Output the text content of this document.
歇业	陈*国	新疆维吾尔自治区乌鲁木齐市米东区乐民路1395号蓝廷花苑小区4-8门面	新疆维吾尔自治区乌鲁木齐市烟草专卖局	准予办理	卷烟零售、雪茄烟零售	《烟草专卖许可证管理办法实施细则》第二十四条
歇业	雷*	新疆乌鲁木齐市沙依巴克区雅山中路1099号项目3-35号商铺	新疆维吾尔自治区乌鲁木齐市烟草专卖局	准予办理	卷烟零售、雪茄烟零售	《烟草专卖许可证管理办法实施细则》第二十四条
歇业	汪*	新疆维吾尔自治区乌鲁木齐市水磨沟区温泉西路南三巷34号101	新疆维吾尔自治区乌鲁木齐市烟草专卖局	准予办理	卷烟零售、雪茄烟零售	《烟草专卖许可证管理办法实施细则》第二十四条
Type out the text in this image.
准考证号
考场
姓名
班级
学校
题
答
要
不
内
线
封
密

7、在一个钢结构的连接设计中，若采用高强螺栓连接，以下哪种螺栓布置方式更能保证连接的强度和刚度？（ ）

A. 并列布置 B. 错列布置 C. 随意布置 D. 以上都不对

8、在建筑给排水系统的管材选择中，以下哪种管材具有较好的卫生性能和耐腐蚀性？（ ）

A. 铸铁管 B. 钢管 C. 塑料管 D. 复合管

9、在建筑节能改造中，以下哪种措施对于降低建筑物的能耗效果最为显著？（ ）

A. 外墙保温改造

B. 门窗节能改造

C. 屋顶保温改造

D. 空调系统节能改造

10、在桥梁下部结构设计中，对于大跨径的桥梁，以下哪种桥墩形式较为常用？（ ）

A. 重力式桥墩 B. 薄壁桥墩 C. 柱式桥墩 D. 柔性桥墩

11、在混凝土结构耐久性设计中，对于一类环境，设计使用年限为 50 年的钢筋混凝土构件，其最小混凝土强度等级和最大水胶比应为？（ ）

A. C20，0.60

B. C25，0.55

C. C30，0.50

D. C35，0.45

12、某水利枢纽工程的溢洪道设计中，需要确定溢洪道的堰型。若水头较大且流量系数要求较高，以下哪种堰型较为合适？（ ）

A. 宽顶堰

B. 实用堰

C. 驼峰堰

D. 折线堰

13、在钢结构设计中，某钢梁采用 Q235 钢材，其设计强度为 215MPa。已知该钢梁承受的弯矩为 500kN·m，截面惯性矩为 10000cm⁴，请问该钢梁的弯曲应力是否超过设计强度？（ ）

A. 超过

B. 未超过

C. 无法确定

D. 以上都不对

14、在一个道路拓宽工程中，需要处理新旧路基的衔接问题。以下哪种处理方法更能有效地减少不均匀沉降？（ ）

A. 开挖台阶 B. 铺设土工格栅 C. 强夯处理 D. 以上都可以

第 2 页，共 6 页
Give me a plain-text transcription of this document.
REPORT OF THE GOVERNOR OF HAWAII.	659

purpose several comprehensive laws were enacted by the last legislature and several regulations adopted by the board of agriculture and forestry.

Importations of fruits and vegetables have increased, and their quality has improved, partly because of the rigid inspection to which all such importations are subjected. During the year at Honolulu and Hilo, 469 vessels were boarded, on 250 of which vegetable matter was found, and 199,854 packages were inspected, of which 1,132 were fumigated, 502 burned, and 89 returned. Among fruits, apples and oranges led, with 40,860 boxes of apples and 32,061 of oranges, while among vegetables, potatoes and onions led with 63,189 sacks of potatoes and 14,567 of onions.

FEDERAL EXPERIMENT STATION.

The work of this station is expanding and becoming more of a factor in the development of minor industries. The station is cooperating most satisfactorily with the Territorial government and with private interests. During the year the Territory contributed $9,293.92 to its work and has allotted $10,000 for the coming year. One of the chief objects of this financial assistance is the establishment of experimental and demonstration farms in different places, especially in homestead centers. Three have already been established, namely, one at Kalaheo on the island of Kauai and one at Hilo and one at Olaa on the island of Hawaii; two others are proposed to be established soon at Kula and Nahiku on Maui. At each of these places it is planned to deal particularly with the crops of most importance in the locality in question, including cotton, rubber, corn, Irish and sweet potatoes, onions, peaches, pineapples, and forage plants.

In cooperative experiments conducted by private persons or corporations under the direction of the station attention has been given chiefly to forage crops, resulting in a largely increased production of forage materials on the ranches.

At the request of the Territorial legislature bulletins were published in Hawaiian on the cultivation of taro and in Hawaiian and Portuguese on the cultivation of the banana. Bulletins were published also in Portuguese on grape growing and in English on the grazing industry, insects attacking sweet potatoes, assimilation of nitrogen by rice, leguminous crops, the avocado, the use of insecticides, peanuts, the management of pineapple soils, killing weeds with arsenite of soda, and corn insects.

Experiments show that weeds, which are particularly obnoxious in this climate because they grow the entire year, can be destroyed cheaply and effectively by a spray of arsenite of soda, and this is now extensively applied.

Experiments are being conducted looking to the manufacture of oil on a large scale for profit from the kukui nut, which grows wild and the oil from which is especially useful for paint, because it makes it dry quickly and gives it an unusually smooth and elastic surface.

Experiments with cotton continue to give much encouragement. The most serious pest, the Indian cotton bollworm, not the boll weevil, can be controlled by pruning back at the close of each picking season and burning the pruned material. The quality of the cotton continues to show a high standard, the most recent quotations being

******************************

GIVEN PROBLEM →
Your task is to give the records above again, exactly.

SOLUTION BELOW →
Output the text content of this document.
歇业	陈*国	新疆维吾尔自治区乌鲁木齐市米东区乐民路1395号蓝廷花苑小区4-8门面	新疆维吾尔自治区乌鲁木齐市烟草专卖局	准予办理	卷烟零售、雪茄烟零售	《烟草专卖许可证管理办法实施细则》第二十四条
歇业	雷*	新疆乌鲁木齐市沙依巴克区雅山中路1099号项目3-35号商铺	新疆维吾尔自治区乌鲁木齐市烟草专卖局	准予办理	卷烟零售、雪茄烟零售	《烟草专卖许可证管理办法实施细则》第二十四条
歇业	汪*	新疆维吾尔自治区乌鲁木齐市水磨沟区温泉西路南三巷34号101	新疆维吾尔自治区乌鲁木齐市烟草专卖局	准予办理	卷烟零售、雪茄烟零售	《烟草专卖许可证管理办法实施细则》第二十四条
Type out the text in this image.
准考证号
考场
姓名
班级
学校
题
答
要
不
内
线
封
密

7、在一个钢结构的连接设计中，若采用高强螺栓连接，以下哪种螺栓布置方式更能保证连接的强度和刚度？（ ）

A. 并列布置 B. 错列布置 C. 随意布置 D. 以上都不对

8、在建筑给排水系统的管材选择中，以下哪种管材具有较好的卫生性能和耐腐蚀性？（ ）

A. 铸铁管 B. 钢管 C. 塑料管 D. 复合管

9、在建筑节能改造中，以下哪种措施对于降低建筑物的能耗效果最为显著？（ ）

A. 外墙保温改造

B. 门窗节能改造

C. 屋顶保温改造

D. 空调系统节能改造

10、在桥梁下部结构设计中，对于大跨径的桥梁，以下哪种桥墩形式较为常用？（ ）

A. 重力式桥墩 B. 薄壁桥墩 C. 柱式桥墩 D. 柔性桥墩

11、在混凝土结构耐久性设计中，对于一类环境，设计使用年限为 50 年的钢筋混凝土构件，其最小混凝土强度等级和最大水胶比应为？（ ）

A. C20，0.60

B. C25，0.55

C. C30，0.50

D. C35，0.45

12、某水利枢纽工程的溢洪道设计中，需要确定溢洪道的堰型。若水头较大且流量系数要求较高，以下哪种堰型较为合适？（ ）

A. 宽顶堰

B. 实用堰

C. 驼峰堰

D. 折线堰

13、在钢结构设计中，某钢梁采用 Q235 钢材，其设计强度为 215MPa。已知该钢梁承受的弯矩为 500kN·m，截面惯性矩为 10000cm⁴，请问该钢梁的弯曲应力是否超过设计强度？（ ）

A. 超过

B. 未超过

C. 无法确定

D. 以上都不对

14、在一个道路拓宽工程中，需要处理新旧路基的衔接问题。以下哪种处理方法更能有效地减少不均匀沉降？（ ）

A. 开挖台阶 B. 铺设土工格栅 C. 强夯处理 D. 以上都可以

第 2 页，共 6 页
Give me a plain-text transcription of this document.
REPORT OF THE GOVERNOR OF HAWAII.	659

purpose several comprehensive laws were enacted by the last legislature and several regulations adopted by the board of agriculture and forestry.

Importations of fruits and vegetables have increased, and their quality has improved, partly because of the rigid inspection to which all such importations are subjected. During the year at Honolulu and Hilo, 469 vessels were boarded, on 250 of which vegetable matter was found, and 199,854 packages were inspected, of which 1,132 were fumigated, 502 burned, and 89 returned. Among fruits, apples and oranges led, with 40,860 boxes of apples and 32,061 of oranges, while among vegetables, potatoes and onions led with 63,189 sacks of potatoes and 14,567 of onions.

FEDERAL EXPERIMENT STATION.

The work of this station is expanding and becoming more of a factor in the development of minor industries. The station is cooperating most satisfactorily with the Territorial government and with private interests. During the year the Territory contributed $9,293.92 to its work and has allotted $10,000 for the coming year. One of the chief objects of this financial assistance is the establishment of experimental and demonstration farms in different places, especially in homestead centers. Three have already been established, namely, one at Kalaheo on the island of Kauai and one at Hilo and one at Olaa on the island of Hawaii; two others are proposed to be established soon at Kula and Nahiku on Maui. At each of these places it is planned to deal particularly with the crops of most importance in the locality in question, including cotton, rubber, corn, Irish and sweet potatoes, onions, peaches, pineapples, and forage plants.

In cooperative experiments conducted by private persons or corporations under the direction of the station attention has been given chiefly to forage crops, resulting in a largely increased production of forage materials on the ranches.

At the request of the Territorial legislature bulletins were published in Hawaiian on the cultivation of taro and in Hawaiian and Portuguese on the cultivation of the banana. Bulletins were published also in Portuguese on grape growing and in English on the grazing industry, insects attacking sweet potatoes, assimilation of nitrogen by rice, leguminous crops, the avocado, the use of insecticides, peanuts, the management of pineapple soils, killing weeds with arsenite of soda, and corn insects.

Experiments show that weeds, which are particularly obnoxious in this climate because they grow the entire year, can be destroyed cheaply and effectively by a spray of arsenite of soda, and this is now extensively applied.

Experiments are being conducted looking to the manufacture of oil on a large scale for profit from the kukui nut, which grows wild and the oil from which is especially useful for paint, because it makes it dry quickly and gives it an unusually smooth and elastic surface.

Experiments with cotton continue to give much encouragement. The most serious pest, the Indian cotton bollworm, not the boll weevil, can be controlled by pruning back at the close of each picking season and burning the pruned material. The quality of the cotton continues to show a high standard, the most recent quotations being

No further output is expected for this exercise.